Beneath this sentence is a set of records; write each of them out exactly.

(Rows from a figure dataset)
============================================================

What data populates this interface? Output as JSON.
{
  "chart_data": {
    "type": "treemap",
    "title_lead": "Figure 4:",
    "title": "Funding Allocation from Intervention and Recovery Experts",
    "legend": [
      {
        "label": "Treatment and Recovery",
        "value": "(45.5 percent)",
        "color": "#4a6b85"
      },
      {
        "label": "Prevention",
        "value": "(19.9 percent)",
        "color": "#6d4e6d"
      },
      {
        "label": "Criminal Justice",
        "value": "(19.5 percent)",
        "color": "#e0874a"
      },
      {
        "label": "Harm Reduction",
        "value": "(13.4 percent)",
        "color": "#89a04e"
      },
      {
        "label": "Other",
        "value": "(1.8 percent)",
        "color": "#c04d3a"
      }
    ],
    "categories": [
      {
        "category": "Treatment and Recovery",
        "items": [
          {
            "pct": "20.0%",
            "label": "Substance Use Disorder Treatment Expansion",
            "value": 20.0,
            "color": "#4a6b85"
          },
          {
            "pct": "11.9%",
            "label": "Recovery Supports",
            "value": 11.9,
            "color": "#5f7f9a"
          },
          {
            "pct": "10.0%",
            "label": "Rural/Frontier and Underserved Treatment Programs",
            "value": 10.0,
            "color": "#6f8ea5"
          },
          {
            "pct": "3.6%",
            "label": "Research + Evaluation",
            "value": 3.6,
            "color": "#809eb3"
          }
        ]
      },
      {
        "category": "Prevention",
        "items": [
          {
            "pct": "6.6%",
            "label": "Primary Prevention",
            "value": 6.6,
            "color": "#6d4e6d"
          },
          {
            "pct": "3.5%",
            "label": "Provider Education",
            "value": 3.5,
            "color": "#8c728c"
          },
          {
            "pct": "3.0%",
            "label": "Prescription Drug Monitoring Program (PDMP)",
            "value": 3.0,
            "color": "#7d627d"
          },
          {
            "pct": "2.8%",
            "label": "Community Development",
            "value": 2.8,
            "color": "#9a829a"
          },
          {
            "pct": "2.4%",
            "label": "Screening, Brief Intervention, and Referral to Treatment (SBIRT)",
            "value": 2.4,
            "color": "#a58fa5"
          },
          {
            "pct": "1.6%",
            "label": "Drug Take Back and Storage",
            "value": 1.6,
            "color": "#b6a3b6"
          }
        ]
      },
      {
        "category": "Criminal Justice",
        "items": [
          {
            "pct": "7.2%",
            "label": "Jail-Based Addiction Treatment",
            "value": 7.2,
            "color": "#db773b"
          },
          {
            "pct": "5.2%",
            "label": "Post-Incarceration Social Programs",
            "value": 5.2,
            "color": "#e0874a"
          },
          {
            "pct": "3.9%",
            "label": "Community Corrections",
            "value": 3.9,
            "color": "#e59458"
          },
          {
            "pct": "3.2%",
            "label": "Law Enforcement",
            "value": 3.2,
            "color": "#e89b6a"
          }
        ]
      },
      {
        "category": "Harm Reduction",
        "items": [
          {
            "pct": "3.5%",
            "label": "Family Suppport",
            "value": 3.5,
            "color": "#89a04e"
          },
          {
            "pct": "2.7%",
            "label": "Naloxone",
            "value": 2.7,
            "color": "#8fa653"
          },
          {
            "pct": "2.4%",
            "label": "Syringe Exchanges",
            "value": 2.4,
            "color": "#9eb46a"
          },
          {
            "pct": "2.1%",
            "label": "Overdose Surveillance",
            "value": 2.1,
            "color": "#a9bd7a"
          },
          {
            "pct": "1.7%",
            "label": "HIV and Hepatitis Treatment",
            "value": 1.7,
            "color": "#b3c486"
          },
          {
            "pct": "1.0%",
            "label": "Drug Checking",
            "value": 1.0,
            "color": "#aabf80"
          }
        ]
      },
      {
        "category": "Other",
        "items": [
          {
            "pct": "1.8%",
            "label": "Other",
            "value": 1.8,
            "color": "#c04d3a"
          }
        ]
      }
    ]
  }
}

============================================================

ANSWER TO THIS PROBLEM
What data populates this interface? Output as JSON.
{
  "chart_data": {
    "type": "treemap",
    "title_lead": "Figure 4:",
    "title": "Funding Allocation from Intervention and Recovery Experts",
    "legend": [
      {
        "label": "Treatment and Recovery",
        "value": "(45.5 percent)",
        "color": "#4a6b85"
      },
      {
        "label": "Prevention",
        "value": "(19.9 percent)",
        "color": "#6d4e6d"
      },
      {
        "label": "Criminal Justice",
        "value": "(19.5 percent)",
        "color": "#e0874a"
      },
      {
        "label": "Harm Reduction",
        "value": "(13.4 percent)",
        "color": "#89a04e"
      },
      {
        "label": "Other",
        "value": "(1.8 percent)",
        "color": "#c04d3a"
      }
    ],
    "categories": [
      {
        "category": "Treatment and Recovery",
        "items": [
          {
            "pct": "20.0%",
            "label": "Substance Use Disorder Treatment Expansion",
            "value": 20.0,
            "color": "#4a6b85"
          },
          {
            "pct": "11.9%",
            "label": "Recovery Supports",
            "value": 11.9,
            "color": "#5f7f9a"
          },
          {
            "pct": "10.0%",
            "label": "Rural/Frontier and Underserved Treatment Programs",
            "value": 10.0,
            "color": "#6f8ea5"
          },
          {
            "pct": "3.6%",
            "label": "Research + Evaluation",
            "value": 3.6,
            "color": "#809eb3"
          }
        ]
      },
      {
        "category": "Prevention",
        "items": [
          {
            "pct": "6.6%",
            "label": "Primary Prevention",
            "value": 6.6,
            "color": "#6d4e6d"
          },
          {
            "pct": "3.5%",
            "label": "Provider Education",
            "value": 3.5,
            "color": "#8c728c"
          },
          {
            "pct": "3.0%",
            "label": "Prescription Drug Monitoring Program (PDMP)",
            "value": 3.0,
            "color": "#7d627d"
          },
          {
            "pct": "2.8%",
            "label": "Community Development",
            "value": 2.8,
            "color": "#9a829a"
          },
          {
            "pct": "2.4%",
            "label": "Screening, Brief Intervention, and Referral to Treatment (SBIRT)",
            "value": 2.4,
            "color": "#a58fa5"
          },
          {
            "pct": "1.6%",
            "label": "Drug Take Back and Storage",
            "value": 1.6,
            "color": "#b6a3b6"
          }
        ]
      },
      {
        "category": "Criminal Justice",
        "items": [
          {
            "pct": "7.2%",
            "label": "Jail-Based Addiction Treatment",
            "value": 7.2,
            "color": "#db773b"
          },
          {
            "pct": "5.2%",
            "label": "Post-Incarceration Social Programs",
            "value": 5.2,
            "color": "#e0874a"
          },
          {
            "pct": "3.9%",
            "label": "Community Corrections",
            "value": 3.9,
            "color": "#e59458"
          },
          {
            "pct": "3.2%",
            "label": "Law Enforcement",
            "value": 3.2,
            "color": "#e89b6a"
          }
        ]
      },
      {
        "category": "Harm Reduction",
        "items": [
          {
            "pct": "3.5%",
            "label": "Family Suppport",
            "value": 3.5,
            "color": "#89a04e"
          },
          {
            "pct": "2.7%",
            "label": "Naloxone",
            "value": 2.7,
            "color": "#8fa653"
          },
          {
            "pct": "2.4%",
            "label": "Syringe Exchanges",
            "value": 2.4,
            "color": "#9eb46a"
          },
          {
            "pct": "2.1%",
            "label": "Overdose Surveillance",
            "value": 2.1,
            "color": "#a9bd7a"
          },
          {
            "pct": "1.7%",
            "label": "HIV and Hepatitis Treatment",
            "value": 1.7,
            "color": "#b3c486"
          },
          {
            "pct": "1.0%",
            "label": "Drug Checking",
            "value": 1.0,
            "color": "#aabf80"
          }
        ]
      },
      {
        "category": "Other",
        "items": [
          {
            "pct": "1.8%",
            "label": "Other",
            "value": 1.8,
            "color": "#c04d3a"
          }
        ]
      }
    ]
  }
}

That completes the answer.